Problem to work on: Search the material below for the string "Renes" and list each line that holds it.

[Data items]
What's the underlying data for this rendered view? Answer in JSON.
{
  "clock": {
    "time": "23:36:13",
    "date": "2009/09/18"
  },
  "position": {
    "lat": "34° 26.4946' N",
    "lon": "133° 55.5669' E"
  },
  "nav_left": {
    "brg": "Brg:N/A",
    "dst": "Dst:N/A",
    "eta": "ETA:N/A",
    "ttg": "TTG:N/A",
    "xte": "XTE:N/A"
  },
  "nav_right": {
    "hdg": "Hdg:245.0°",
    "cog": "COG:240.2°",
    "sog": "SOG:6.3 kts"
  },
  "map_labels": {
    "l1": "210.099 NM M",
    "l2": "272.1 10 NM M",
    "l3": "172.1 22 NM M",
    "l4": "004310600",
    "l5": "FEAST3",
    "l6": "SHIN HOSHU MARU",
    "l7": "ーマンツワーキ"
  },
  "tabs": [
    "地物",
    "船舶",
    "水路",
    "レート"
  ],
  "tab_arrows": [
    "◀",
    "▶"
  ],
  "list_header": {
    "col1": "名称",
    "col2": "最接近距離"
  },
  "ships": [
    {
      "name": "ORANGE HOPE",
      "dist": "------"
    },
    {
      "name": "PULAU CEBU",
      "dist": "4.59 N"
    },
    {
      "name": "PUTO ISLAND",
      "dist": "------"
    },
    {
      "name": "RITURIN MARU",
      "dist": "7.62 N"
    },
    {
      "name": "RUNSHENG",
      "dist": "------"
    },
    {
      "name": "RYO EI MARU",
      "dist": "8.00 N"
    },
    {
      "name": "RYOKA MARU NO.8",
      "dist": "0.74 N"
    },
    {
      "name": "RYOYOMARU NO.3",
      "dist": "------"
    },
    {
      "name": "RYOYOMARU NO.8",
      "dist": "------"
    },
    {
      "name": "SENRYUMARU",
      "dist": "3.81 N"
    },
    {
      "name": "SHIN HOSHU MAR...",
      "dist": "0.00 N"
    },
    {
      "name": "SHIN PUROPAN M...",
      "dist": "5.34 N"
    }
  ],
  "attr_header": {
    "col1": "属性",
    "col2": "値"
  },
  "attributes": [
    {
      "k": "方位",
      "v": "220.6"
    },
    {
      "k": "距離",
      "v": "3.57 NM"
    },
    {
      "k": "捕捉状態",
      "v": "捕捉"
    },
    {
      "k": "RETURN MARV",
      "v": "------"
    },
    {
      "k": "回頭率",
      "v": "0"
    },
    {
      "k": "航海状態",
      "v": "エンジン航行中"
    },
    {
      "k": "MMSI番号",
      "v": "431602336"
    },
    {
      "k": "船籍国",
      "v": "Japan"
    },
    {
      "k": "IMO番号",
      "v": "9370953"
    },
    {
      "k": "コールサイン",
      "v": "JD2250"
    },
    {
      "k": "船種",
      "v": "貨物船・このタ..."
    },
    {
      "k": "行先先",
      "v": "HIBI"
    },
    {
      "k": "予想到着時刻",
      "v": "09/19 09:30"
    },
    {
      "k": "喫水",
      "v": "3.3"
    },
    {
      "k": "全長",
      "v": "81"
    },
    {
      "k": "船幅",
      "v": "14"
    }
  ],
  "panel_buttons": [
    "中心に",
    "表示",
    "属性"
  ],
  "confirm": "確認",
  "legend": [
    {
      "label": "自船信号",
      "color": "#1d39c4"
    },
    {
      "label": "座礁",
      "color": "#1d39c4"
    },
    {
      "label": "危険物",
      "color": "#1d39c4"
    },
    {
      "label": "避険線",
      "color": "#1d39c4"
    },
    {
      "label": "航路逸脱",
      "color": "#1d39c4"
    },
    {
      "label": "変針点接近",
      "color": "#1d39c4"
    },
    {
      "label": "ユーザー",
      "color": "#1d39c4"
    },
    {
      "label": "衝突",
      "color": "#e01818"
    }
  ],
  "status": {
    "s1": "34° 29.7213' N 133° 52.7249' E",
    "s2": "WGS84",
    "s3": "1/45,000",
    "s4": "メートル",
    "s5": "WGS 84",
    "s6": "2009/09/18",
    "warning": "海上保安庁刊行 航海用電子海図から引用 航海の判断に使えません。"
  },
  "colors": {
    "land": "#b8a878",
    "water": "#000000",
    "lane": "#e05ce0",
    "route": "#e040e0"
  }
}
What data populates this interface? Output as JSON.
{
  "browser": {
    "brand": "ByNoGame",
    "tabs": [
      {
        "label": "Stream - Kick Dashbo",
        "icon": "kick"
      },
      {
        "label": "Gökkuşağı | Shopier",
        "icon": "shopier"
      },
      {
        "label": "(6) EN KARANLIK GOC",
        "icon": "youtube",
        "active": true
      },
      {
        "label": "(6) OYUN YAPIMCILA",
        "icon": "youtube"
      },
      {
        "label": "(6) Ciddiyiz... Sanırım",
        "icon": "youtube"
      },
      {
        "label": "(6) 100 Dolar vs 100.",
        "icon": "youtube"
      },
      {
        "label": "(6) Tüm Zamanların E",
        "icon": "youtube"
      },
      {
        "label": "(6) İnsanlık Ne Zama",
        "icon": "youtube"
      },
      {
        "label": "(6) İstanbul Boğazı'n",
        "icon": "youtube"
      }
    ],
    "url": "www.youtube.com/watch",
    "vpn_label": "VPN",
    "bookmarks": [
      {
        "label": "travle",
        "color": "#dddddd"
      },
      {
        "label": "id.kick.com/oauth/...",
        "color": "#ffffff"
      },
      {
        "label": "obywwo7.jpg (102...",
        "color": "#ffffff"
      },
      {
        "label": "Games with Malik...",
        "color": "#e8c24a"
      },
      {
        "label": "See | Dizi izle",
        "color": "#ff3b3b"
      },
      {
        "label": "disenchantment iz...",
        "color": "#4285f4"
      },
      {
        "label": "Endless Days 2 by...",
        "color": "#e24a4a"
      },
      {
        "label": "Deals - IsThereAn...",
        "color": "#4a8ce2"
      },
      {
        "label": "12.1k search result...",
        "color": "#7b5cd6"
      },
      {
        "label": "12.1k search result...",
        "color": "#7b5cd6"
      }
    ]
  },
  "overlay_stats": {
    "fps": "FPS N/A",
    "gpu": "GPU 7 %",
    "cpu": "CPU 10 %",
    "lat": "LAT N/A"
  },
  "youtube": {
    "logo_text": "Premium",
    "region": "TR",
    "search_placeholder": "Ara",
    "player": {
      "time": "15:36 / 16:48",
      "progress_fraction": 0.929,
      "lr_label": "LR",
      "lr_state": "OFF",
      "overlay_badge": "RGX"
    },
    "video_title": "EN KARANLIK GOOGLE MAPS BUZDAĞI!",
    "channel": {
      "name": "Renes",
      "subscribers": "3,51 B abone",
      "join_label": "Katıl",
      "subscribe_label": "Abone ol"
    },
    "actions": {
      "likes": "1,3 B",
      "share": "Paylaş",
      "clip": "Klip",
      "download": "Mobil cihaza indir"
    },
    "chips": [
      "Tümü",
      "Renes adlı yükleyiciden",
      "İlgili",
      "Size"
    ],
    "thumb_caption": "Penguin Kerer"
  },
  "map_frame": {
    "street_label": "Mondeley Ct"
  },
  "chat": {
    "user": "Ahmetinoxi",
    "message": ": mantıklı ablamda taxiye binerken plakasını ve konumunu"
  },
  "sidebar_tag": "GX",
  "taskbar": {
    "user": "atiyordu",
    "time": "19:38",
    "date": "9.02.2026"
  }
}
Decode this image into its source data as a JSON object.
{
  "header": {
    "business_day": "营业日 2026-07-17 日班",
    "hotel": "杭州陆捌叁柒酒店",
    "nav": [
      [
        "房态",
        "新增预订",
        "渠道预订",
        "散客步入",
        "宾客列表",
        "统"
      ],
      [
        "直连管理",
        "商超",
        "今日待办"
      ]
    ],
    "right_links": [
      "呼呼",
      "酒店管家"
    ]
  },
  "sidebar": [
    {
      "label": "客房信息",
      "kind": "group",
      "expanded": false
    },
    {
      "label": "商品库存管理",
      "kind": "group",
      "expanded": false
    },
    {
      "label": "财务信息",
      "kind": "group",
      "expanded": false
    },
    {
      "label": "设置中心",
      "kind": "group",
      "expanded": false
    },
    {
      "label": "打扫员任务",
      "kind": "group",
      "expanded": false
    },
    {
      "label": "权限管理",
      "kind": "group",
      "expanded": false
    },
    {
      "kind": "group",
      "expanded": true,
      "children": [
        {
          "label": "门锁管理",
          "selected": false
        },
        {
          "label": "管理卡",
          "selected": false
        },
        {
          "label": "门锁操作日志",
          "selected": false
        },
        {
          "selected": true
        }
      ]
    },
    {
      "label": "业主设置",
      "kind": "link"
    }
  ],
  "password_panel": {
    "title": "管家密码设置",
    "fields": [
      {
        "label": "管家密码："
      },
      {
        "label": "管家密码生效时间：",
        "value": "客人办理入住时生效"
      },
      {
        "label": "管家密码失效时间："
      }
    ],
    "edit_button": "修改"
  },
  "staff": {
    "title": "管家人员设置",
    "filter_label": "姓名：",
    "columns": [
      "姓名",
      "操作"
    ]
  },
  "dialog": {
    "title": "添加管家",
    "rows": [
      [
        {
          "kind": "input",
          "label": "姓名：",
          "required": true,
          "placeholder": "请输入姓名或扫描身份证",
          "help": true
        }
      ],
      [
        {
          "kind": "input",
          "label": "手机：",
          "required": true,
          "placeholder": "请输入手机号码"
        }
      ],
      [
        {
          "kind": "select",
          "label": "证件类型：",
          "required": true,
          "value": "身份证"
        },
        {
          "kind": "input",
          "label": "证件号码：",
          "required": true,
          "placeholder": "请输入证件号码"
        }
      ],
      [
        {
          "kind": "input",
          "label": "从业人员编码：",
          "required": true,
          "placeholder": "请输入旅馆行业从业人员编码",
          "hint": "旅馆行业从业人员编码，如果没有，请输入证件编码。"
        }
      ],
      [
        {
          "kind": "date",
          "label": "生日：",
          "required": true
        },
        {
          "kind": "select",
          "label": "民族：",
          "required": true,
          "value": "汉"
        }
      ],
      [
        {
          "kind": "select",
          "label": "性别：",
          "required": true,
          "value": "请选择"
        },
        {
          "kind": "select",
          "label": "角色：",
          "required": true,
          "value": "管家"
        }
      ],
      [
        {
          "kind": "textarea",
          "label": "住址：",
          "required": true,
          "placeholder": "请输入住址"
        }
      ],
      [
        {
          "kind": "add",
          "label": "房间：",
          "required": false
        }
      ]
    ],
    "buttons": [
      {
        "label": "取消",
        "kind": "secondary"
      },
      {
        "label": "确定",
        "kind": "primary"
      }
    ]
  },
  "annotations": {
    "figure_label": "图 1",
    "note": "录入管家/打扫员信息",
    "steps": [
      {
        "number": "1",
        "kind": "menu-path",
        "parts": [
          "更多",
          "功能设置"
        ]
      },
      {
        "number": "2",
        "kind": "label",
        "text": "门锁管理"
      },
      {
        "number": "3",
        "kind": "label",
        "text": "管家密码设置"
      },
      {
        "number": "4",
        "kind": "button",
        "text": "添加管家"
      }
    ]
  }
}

The reply:
      "name": "Renes",
      "Renes adlı yükleyiciden",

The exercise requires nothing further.